Repeat each record below exactly as given.

--------------------------------

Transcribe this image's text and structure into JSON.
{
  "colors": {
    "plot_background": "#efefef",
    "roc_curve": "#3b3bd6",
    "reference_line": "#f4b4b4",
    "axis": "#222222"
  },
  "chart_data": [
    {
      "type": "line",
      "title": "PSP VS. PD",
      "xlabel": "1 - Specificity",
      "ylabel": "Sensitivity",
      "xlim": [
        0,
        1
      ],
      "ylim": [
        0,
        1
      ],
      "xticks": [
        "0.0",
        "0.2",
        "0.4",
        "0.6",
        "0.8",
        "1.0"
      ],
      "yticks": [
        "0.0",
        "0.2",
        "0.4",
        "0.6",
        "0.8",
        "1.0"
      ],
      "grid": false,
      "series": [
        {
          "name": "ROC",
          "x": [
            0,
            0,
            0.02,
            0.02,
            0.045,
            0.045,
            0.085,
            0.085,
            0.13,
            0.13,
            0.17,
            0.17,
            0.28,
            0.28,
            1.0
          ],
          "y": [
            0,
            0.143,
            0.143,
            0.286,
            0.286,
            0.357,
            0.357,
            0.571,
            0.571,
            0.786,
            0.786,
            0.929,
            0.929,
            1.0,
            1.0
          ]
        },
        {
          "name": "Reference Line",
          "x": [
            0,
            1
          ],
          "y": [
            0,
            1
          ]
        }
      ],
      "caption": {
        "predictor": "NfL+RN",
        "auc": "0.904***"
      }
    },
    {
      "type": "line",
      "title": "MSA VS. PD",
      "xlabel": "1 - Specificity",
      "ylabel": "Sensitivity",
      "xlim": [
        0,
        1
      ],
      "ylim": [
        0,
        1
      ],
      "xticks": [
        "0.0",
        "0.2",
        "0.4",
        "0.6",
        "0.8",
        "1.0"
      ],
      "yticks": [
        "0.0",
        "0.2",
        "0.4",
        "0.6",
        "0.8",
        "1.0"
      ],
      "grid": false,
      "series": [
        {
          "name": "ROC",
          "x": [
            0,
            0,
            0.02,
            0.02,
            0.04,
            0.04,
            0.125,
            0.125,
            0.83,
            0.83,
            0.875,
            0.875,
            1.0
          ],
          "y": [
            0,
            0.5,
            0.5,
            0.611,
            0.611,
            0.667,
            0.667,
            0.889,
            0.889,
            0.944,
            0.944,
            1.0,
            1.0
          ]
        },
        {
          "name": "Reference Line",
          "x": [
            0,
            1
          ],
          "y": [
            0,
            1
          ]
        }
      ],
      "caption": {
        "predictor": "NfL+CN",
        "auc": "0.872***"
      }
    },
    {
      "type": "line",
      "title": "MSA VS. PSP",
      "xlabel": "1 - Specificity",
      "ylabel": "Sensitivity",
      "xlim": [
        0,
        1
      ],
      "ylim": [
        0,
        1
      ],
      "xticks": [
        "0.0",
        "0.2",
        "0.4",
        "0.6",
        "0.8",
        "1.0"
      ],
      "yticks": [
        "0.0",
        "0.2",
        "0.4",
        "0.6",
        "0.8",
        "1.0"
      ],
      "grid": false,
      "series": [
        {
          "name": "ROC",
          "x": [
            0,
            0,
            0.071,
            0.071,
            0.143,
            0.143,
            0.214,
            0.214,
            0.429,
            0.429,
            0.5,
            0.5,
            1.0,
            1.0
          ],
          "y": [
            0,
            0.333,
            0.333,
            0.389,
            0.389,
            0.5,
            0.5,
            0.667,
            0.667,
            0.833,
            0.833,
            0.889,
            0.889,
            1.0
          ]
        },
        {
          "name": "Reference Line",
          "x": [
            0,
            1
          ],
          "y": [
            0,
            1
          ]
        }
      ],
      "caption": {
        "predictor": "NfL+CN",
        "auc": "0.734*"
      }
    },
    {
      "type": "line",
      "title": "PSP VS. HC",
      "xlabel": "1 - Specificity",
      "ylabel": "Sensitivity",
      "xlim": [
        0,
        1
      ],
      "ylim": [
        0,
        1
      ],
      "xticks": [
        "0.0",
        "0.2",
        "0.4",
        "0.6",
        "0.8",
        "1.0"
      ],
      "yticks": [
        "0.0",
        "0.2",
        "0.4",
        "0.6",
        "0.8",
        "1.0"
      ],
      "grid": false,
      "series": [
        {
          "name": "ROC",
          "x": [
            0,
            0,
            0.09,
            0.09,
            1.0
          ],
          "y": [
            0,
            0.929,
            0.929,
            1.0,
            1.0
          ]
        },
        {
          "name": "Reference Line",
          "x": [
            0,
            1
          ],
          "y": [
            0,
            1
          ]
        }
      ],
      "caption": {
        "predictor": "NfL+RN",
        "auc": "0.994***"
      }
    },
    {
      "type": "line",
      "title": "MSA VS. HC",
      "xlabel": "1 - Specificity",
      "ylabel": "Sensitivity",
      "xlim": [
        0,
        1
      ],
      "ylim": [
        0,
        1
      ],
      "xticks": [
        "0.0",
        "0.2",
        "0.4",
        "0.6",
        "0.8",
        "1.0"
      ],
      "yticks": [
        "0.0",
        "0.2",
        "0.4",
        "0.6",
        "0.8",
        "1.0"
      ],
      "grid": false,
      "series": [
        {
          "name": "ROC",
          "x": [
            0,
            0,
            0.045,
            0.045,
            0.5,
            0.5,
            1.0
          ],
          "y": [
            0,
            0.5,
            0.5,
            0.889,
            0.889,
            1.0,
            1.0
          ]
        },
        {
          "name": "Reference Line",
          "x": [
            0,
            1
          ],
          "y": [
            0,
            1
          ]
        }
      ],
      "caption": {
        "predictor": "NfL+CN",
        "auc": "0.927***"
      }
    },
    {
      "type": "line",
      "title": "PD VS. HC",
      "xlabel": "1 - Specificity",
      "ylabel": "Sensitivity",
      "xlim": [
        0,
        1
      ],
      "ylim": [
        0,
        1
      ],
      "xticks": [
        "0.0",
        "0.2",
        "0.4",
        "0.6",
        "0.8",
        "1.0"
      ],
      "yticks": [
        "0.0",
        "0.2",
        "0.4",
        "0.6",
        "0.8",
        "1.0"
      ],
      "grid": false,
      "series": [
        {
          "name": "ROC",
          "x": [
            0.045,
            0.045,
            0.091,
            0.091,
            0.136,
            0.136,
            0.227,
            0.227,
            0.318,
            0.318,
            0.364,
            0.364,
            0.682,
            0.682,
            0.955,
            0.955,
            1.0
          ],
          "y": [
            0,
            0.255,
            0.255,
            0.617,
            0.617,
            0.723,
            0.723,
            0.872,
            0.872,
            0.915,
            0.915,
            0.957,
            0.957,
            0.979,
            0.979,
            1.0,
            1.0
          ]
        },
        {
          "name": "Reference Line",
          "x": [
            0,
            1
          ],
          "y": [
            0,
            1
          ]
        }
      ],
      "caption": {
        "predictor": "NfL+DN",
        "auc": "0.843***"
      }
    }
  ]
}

--------------------------------

■ COMPLETE ANSWER ■
Transcribe this image's text and structure into JSON.
{
  "colors": {
    "plot_background": "#efefef",
    "roc_curve": "#3b3bd6",
    "reference_line": "#f4b4b4",
    "axis": "#222222"
  },
  "chart_data": [
    {
      "type": "line",
      "title": "PSP VS. PD",
      "xlabel": "1 - Specificity",
      "ylabel": "Sensitivity",
      "xlim": [
        0,
        1
      ],
      "ylim": [
        0,
        1
      ],
      "xticks": [
        "0.0",
        "0.2",
        "0.4",
        "0.6",
        "0.8",
        "1.0"
      ],
      "yticks": [
        "0.0",
        "0.2",
        "0.4",
        "0.6",
        "0.8",
        "1.0"
      ],
      "grid": false,
      "series": [
        {
          "name": "ROC",
          "x": [
            0,
            0,
            0.02,
            0.02,
            0.045,
            0.045,
            0.085,
            0.085,
            0.13,
            0.13,
            0.17,
            0.17,
            0.28,
            0.28,
            1.0
          ],
          "y": [
            0,
            0.143,
            0.143,
            0.286,
            0.286,
            0.357,
            0.357,
            0.571,
            0.571,
            0.786,
            0.786,
            0.929,
            0.929,
            1.0,
            1.0
          ]
        },
        {
          "name": "Reference Line",
          "x": [
            0,
            1
          ],
          "y": [
            0,
            1
          ]
        }
      ],
      "caption": {
        "predictor": "NfL+RN",
        "auc": "0.904***"
      }
    },
    {
      "type": "line",
      "title": "MSA VS. PD",
      "xlabel": "1 - Specificity",
      "ylabel": "Sensitivity",
      "xlim": [
        0,
        1
      ],
      "ylim": [
        0,
        1
      ],
      "xticks": [
        "0.0",
        "0.2",
        "0.4",
        "0.6",
        "0.8",
        "1.0"
      ],
      "yticks": [
        "0.0",
        "0.2",
        "0.4",
        "0.6",
        "0.8",
        "1.0"
      ],
      "grid": false,
      "series": [
        {
          "name": "ROC",
          "x": [
            0,
            0,
            0.02,
            0.02,
            0.04,
            0.04,
            0.125,
            0.125,
            0.83,
            0.83,
            0.875,
            0.875,
            1.0
          ],
          "y": [
            0,
            0.5,
            0.5,
            0.611,
            0.611,
            0.667,
            0.667,
            0.889,
            0.889,
            0.944,
            0.944,
            1.0,
            1.0
          ]
        },
        {
          "name": "Reference Line",
          "x": [
            0,
            1
          ],
          "y": [
            0,
            1
          ]
        }
      ],
      "caption": {
        "predictor": "NfL+CN",
        "auc": "0.872***"
      }
    },
    {
      "type": "line",
      "title": "MSA VS. PSP",
      "xlabel": "1 - Specificity",
      "ylabel": "Sensitivity",
      "xlim": [
        0,
        1
      ],
      "ylim": [
        0,
        1
      ],
      "xticks": [
        "0.0",
        "0.2",
        "0.4",
        "0.6",
        "0.8",
        "1.0"
      ],
      "yticks": [
        "0.0",
        "0.2",
        "0.4",
        "0.6",
        "0.8",
        "1.0"
      ],
      "grid": false,
      "series": [
        {
          "name": "ROC",
          "x": [
            0,
            0,
            0.071,
            0.071,
            0.143,
            0.143,
            0.214,
            0.214,
            0.429,
            0.429,
            0.5,
            0.5,
            1.0,
            1.0
          ],
          "y": [
            0,
            0.333,
            0.333,
            0.389,
            0.389,
            0.5,
            0.5,
            0.667,
            0.667,
            0.833,
            0.833,
            0.889,
            0.889,
            1.0
          ]
        },
        {
          "name": "Reference Line",
          "x": [
            0,
            1
          ],
          "y": [
            0,
            1
          ]
        }
      ],
      "caption": {
        "predictor": "NfL+CN",
        "auc": "0.734*"
      }
    },
    {
      "type": "line",
      "title": "PSP VS. HC",
      "xlabel": "1 - Specificity",
      "ylabel": "Sensitivity",
      "xlim": [
        0,
        1
      ],
      "ylim": [
        0,
        1
      ],
      "xticks": [
        "0.0",
        "0.2",
        "0.4",
        "0.6",
        "0.8",
        "1.0"
      ],
      "yticks": [
        "0.0",
        "0.2",
        "0.4",
        "0.6",
        "0.8",
        "1.0"
      ],
      "grid": false,
      "series": [
        {
          "name": "ROC",
          "x": [
            0,
            0,
            0.09,
            0.09,
            1.0
          ],
          "y": [
            0,
            0.929,
            0.929,
            1.0,
            1.0
          ]
        },
        {
          "name": "Reference Line",
          "x": [
            0,
            1
          ],
          "y": [
            0,
            1
          ]
        }
      ],
      "caption": {
        "predictor": "NfL+RN",
        "auc": "0.994***"
      }
    },
    {
      "type": "line",
      "title": "MSA VS. HC",
      "xlabel": "1 - Specificity",
      "ylabel": "Sensitivity",
      "xlim": [
        0,
        1
      ],
      "ylim": [
        0,
        1
      ],
      "xticks": [
        "0.0",
        "0.2",
        "0.4",
        "0.6",
        "0.8",
        "1.0"
      ],
      "yticks": [
        "0.0",
        "0.2",
        "0.4",
        "0.6",
        "0.8",
        "1.0"
      ],
      "grid": false,
      "series": [
        {
          "name": "ROC",
          "x": [
            0,
            0,
            0.045,
            0.045,
            0.5,
            0.5,
            1.0
          ],
          "y": [
            0,
            0.5,
            0.5,
            0.889,
            0.889,
            1.0,
            1.0
          ]
        },
        {
          "name": "Reference Line",
          "x": [
            0,
            1
          ],
          "y": [
            0,
            1
          ]
        }
      ],
      "caption": {
        "predictor": "NfL+CN",
        "auc": "0.927***"
      }
    },
    {
      "type": "line",
      "title": "PD VS. HC",
      "xlabel": "1 - Specificity",
      "ylabel": "Sensitivity",
      "xlim": [
        0,
        1
      ],
      "ylim": [
        0,
        1
      ],
      "xticks": [
        "0.0",
        "0.2",
        "0.4",
        "0.6",
        "0.8",
        "1.0"
      ],
      "yticks": [
        "0.0",
        "0.2",
        "0.4",
        "0.6",
        "0.8",
        "1.0"
      ],
      "grid": false,
      "series": [
        {
          "name": "ROC",
          "x": [
            0.045,
            0.045,
            0.091,
            0.091,
            0.136,
            0.136,
            0.227,
            0.227,
            0.318,
            0.318,
            0.364,
            0.364,
            0.682,
            0.682,
            0.955,
            0.955,
            1.0
          ],
          "y": [
            0,
            0.255,
            0.255,
            0.617,
            0.617,
            0.723,
            0.723,
            0.872,
            0.872,
            0.915,
            0.915,
            0.957,
            0.957,
            0.979,
            0.979,
            1.0,
            1.0
          ]
        },
        {
          "name": "Reference Line",
          "x": [
            0,
            1
          ],
          "y": [
            0,
            1
          ]
        }
      ],
      "caption": {
        "predictor": "NfL+DN",
        "auc": "0.843***"
      }
    }
  ]
}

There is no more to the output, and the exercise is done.